The museum presents photographs and live displays (with high powered microscopes) of various creatures, as well as explaining things like their methods of motion, reproduction, impact on health and the environment, etc. All in all, lots of fun for all ages and very well done.
Now that all the museums were closed, we walked to the nearby restaurant Bloem where we had a nice, healthy, vegan dinner.
With our energy restored, we walked across town and followed Rick Steve’s Red Light District walk on audio. I have to say that the place seems in some ways much tamer than on previous visits. Maybe its me, maybe it is the changing legal status of pot in the US, maybe it is the gentrification of the neighborhood, maybe it is the effect of the internet making what was once scandalous seem a bit less so.
The area is famous for sex and drugs. Some interesting facts:
- A black and blue flag with a heart means S&M. Who knew they had their own flag? I wonder if that is in the vexology atlas?
- Black doors and black windows mean the building is a mens’ only leather bar.
- The district really revolves around the oude kerk church, and one wonders what the faithful might think about that. Interestingly Rembrandt’s wife Saskia is buried there.
- There is a statue to the Unknown Prostitute outside the church, known as Belle and dedicated to sex workers around the world. There is also a nearby bronze set into the pavement of a naked breast being groped by a hand. Not sure what that is dedicated to.

■ Data records
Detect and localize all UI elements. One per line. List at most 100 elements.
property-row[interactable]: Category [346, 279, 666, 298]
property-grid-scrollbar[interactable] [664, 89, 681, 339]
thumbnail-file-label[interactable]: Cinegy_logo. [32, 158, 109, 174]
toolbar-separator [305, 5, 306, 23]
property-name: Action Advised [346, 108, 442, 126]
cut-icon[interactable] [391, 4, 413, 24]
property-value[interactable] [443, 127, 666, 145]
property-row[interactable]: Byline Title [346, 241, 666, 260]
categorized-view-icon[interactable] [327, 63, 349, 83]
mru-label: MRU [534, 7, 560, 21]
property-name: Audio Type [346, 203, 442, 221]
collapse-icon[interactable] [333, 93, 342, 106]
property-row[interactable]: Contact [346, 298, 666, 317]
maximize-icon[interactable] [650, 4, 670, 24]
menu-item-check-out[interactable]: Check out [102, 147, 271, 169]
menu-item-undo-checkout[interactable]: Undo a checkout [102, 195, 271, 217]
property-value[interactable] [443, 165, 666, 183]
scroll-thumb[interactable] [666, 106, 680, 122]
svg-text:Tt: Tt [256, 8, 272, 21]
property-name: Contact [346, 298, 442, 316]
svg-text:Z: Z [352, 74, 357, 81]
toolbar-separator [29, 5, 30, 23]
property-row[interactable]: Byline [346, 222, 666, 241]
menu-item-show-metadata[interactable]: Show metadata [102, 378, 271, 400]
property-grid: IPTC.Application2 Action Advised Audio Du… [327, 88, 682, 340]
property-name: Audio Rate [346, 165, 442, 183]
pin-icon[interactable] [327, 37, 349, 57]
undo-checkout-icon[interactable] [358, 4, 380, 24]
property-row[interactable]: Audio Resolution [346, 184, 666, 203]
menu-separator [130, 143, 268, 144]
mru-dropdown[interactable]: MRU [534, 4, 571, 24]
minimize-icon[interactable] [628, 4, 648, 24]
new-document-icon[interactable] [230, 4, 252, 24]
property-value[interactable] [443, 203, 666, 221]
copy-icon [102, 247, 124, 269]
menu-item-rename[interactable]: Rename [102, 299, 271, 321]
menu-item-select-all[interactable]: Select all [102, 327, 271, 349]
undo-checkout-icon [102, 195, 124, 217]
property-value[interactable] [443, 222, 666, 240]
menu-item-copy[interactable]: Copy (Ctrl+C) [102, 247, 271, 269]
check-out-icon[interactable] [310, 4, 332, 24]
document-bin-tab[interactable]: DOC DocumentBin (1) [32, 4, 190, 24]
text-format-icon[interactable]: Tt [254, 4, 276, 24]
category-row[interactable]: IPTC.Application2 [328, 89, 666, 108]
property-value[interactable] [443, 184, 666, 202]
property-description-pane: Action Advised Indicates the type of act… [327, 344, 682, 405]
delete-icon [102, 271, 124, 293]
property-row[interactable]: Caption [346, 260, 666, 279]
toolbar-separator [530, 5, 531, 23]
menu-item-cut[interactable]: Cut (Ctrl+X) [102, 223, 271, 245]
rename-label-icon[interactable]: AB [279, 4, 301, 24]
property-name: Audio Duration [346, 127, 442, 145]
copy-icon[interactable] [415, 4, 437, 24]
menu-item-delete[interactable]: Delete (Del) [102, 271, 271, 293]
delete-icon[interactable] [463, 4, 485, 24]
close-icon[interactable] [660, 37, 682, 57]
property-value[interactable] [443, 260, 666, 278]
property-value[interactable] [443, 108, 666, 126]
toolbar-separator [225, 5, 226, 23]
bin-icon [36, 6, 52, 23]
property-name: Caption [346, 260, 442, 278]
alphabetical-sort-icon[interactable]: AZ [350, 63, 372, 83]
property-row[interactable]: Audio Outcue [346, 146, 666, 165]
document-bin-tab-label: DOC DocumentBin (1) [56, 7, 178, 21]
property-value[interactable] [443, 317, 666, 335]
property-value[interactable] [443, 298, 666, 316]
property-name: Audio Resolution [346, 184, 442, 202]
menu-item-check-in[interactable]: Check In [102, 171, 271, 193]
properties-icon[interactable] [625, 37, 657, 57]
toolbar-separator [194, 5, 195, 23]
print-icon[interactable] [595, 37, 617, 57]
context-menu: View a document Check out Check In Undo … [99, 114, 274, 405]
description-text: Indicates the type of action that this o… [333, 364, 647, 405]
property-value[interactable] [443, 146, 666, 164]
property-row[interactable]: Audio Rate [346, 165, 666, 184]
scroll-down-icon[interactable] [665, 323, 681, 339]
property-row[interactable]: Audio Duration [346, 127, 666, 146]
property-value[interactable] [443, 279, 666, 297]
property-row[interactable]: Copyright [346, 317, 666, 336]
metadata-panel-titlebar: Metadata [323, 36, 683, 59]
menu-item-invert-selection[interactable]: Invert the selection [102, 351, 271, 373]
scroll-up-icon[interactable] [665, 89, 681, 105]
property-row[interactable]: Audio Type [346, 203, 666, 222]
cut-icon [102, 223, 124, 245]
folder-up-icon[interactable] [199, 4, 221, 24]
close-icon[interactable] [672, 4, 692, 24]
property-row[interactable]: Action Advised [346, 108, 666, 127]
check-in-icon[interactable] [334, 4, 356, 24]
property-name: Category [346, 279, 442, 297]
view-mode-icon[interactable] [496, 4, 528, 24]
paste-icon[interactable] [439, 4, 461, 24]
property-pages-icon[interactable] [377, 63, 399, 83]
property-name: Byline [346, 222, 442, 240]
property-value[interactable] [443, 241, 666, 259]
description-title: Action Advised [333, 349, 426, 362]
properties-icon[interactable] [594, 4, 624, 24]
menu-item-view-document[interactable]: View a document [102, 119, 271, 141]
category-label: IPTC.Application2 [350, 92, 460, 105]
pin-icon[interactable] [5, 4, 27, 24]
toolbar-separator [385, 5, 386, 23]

■ Your instructions
Write out the portion of the travel account starting with "With our energy" and going on through "bit less so.", word for word.

■ Solution to this problem
With our energy restored, we walked across town and followed Rick Steve’s Red Light District walk on audio. I have to say that the place seems in some ways much tamer than on previous visits. Maybe its me, maybe it is the changing legal status of pot in the US, maybe it is the gentrification of the neighborhood, maybe it is the effect of the internet making what was once scandalous seem a bit less so.